◆ **Directive**
Scan the listing that follows and report how many lines contain "Министерство". Write the number alone.

┌─ Supplied entries

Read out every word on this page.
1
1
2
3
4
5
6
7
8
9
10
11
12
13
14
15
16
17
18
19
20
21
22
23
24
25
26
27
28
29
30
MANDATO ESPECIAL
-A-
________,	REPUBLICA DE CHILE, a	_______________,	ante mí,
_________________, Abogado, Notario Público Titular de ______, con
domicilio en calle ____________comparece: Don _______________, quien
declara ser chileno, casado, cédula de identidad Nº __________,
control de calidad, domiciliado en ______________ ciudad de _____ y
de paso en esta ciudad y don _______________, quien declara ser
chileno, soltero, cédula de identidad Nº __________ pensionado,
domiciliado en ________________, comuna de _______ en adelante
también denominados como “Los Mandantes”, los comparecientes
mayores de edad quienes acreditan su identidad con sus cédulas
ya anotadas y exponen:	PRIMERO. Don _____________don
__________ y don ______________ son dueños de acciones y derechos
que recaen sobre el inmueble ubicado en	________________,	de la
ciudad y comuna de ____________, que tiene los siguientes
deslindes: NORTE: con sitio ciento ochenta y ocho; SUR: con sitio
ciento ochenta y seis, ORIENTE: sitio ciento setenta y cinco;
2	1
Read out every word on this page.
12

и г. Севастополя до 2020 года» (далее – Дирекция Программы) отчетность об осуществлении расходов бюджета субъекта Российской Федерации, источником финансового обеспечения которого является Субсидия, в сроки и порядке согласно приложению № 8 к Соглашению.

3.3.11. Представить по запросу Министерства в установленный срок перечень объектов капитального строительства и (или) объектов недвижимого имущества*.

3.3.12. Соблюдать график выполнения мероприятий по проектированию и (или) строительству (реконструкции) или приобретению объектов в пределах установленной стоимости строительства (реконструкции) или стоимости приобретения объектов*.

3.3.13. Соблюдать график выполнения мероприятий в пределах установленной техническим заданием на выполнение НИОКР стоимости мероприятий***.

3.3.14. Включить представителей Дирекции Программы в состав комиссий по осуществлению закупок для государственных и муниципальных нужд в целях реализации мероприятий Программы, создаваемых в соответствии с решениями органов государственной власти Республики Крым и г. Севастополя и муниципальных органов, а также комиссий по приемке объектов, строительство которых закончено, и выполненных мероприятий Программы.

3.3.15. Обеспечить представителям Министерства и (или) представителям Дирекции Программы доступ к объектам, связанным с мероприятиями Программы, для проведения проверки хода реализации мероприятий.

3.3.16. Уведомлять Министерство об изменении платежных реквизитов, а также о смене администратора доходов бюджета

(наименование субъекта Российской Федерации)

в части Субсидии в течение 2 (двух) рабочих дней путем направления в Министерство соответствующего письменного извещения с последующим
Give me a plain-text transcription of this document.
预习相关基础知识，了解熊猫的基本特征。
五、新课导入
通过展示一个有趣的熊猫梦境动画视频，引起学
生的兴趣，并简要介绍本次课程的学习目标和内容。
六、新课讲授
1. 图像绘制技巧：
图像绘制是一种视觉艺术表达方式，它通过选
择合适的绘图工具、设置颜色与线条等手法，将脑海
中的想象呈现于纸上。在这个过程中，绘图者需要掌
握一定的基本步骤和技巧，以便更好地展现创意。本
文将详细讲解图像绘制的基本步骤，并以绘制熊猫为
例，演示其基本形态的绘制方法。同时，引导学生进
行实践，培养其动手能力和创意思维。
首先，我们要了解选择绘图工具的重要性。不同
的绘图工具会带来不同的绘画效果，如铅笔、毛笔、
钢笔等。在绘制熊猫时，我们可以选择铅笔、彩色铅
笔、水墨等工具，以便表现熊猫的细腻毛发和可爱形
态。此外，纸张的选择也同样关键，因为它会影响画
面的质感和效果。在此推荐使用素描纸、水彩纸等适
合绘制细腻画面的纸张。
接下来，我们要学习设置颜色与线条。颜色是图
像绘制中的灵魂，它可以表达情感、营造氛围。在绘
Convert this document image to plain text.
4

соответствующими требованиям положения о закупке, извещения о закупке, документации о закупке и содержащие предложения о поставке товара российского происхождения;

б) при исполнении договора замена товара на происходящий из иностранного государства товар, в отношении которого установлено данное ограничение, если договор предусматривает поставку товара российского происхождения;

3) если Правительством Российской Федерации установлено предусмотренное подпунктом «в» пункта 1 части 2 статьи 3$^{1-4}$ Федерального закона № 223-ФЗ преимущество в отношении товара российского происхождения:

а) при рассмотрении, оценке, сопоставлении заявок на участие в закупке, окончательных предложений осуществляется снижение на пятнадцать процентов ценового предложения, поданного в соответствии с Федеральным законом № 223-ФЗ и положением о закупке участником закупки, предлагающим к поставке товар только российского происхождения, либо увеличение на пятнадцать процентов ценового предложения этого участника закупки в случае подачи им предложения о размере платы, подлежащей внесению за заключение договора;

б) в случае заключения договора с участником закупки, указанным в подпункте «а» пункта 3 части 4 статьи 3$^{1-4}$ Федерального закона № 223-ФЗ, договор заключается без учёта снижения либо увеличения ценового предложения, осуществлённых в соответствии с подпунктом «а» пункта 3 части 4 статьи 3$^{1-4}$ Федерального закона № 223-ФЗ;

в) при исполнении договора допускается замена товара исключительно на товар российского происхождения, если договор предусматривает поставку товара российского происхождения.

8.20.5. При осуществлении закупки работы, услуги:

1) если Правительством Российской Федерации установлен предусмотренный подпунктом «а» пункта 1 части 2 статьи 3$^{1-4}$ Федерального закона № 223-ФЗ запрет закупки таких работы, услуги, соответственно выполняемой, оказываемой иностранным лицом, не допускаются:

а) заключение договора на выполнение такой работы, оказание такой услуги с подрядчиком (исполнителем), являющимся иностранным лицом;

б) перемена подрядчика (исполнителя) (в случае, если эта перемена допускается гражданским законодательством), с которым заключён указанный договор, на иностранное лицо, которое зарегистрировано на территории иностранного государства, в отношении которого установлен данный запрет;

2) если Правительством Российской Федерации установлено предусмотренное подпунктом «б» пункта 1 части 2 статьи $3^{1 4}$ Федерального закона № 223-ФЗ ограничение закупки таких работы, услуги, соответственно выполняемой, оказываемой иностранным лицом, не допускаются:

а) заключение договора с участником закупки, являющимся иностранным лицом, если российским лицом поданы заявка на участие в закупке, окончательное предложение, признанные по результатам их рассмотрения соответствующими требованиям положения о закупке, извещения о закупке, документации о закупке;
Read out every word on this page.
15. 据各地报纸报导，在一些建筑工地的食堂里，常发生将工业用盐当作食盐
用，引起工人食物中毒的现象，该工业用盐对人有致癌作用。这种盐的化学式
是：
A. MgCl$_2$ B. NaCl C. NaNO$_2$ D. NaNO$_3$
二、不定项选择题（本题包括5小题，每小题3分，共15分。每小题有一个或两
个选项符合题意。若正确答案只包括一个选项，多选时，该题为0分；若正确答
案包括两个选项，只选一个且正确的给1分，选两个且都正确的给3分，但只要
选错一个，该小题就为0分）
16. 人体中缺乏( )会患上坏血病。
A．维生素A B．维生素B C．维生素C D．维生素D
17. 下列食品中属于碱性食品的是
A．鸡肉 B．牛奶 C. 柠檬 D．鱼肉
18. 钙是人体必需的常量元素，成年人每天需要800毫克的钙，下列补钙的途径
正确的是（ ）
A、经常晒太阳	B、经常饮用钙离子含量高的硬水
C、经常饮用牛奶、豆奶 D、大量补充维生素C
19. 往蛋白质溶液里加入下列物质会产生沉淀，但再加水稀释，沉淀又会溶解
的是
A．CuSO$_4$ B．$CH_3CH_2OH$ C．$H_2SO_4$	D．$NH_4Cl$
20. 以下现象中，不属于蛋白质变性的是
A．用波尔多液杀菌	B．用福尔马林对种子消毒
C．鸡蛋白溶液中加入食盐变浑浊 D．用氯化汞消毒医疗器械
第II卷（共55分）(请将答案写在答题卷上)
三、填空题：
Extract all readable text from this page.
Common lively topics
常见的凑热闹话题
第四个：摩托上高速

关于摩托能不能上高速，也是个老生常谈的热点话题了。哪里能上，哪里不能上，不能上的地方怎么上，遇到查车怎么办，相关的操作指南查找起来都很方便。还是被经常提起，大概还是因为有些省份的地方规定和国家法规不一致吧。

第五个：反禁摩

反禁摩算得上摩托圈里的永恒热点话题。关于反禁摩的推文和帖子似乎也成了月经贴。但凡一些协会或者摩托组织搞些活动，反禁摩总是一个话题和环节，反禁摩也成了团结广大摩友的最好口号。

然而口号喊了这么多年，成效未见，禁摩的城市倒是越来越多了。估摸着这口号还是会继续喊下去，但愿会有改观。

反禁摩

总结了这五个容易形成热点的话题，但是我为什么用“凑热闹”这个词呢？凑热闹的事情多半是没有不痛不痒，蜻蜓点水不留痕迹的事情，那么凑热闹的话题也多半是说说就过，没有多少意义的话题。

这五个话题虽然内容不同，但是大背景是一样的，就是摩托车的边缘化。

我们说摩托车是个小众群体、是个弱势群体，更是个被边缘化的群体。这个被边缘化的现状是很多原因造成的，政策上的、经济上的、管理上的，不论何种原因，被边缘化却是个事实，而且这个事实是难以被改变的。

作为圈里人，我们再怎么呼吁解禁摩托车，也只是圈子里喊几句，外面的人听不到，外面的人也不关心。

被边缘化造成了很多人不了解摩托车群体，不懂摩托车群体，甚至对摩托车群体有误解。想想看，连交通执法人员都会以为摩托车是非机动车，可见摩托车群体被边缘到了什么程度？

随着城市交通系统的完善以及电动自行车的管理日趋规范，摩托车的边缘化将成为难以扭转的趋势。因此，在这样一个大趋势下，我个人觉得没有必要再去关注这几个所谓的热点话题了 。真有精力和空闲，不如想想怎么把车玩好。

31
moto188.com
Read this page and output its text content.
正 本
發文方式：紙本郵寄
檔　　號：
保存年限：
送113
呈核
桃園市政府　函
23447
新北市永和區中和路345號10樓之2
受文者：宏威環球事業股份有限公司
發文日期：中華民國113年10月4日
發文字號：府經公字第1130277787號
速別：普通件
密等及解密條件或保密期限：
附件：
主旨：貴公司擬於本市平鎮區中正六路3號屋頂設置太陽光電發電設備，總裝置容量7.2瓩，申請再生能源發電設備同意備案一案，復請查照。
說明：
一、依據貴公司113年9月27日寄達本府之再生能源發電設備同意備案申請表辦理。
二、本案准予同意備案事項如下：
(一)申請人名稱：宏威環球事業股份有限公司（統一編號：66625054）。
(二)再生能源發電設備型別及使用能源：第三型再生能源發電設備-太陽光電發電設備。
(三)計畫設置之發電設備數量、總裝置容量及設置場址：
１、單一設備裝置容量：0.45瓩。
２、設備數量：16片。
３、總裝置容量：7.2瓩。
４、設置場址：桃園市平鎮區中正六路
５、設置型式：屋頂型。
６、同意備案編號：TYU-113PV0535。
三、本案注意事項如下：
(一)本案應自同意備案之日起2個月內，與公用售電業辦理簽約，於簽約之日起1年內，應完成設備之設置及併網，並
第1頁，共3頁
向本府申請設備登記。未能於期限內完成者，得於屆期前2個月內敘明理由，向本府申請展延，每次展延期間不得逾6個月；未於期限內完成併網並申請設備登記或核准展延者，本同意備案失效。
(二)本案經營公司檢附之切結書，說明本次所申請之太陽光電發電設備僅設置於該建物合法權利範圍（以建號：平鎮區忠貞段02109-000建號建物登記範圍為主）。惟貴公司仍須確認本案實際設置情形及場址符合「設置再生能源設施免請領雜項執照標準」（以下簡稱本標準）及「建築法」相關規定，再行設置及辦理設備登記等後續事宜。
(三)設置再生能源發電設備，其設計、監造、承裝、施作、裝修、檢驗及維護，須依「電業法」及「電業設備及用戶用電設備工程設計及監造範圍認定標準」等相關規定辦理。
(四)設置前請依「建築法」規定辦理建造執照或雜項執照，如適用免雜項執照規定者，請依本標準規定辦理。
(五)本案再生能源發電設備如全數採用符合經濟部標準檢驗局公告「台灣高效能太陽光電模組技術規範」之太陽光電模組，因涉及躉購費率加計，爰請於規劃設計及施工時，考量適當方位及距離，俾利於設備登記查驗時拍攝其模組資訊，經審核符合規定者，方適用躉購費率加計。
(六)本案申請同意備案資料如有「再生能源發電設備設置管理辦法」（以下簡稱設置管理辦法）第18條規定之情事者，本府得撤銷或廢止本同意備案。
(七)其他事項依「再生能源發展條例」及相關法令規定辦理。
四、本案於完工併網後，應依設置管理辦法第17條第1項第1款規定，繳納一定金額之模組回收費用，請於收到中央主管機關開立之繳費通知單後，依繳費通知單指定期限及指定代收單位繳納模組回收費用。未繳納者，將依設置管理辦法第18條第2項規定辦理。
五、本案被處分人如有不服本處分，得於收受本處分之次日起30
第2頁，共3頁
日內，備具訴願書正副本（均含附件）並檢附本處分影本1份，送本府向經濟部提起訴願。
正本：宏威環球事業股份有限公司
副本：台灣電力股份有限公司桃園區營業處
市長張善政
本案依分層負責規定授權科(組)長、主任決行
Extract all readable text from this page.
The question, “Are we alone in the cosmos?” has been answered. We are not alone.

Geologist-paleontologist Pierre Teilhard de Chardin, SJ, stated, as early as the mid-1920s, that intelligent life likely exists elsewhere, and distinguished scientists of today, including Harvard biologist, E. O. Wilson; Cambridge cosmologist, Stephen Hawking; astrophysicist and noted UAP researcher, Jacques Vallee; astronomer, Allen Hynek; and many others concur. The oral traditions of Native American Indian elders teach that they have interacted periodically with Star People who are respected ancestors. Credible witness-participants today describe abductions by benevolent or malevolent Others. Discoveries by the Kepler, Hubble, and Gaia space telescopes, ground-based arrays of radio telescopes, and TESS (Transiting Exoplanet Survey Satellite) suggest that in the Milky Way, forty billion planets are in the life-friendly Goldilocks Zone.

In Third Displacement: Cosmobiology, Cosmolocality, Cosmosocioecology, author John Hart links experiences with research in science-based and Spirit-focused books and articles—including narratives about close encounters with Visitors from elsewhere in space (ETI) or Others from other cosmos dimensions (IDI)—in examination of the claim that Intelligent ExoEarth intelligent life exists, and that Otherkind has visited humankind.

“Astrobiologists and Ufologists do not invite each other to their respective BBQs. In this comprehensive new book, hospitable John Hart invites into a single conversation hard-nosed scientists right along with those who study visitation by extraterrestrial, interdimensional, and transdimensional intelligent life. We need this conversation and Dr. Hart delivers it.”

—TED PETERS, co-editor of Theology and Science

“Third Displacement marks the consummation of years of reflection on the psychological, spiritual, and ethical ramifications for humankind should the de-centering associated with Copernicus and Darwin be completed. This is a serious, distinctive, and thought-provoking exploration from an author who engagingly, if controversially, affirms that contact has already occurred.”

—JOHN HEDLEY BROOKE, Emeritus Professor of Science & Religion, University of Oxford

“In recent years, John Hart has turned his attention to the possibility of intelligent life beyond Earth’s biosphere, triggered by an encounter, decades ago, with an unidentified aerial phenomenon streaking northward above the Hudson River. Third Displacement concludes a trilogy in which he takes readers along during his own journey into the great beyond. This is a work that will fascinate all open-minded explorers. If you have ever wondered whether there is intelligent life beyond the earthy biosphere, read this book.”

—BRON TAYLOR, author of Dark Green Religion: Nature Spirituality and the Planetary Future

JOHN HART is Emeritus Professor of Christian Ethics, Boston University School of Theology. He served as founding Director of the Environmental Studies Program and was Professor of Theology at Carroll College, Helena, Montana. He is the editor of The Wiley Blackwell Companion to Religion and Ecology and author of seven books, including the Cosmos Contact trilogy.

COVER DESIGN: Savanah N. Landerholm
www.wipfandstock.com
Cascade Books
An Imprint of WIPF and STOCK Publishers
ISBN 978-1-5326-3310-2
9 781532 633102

└─

◆ **Exercise answer**
2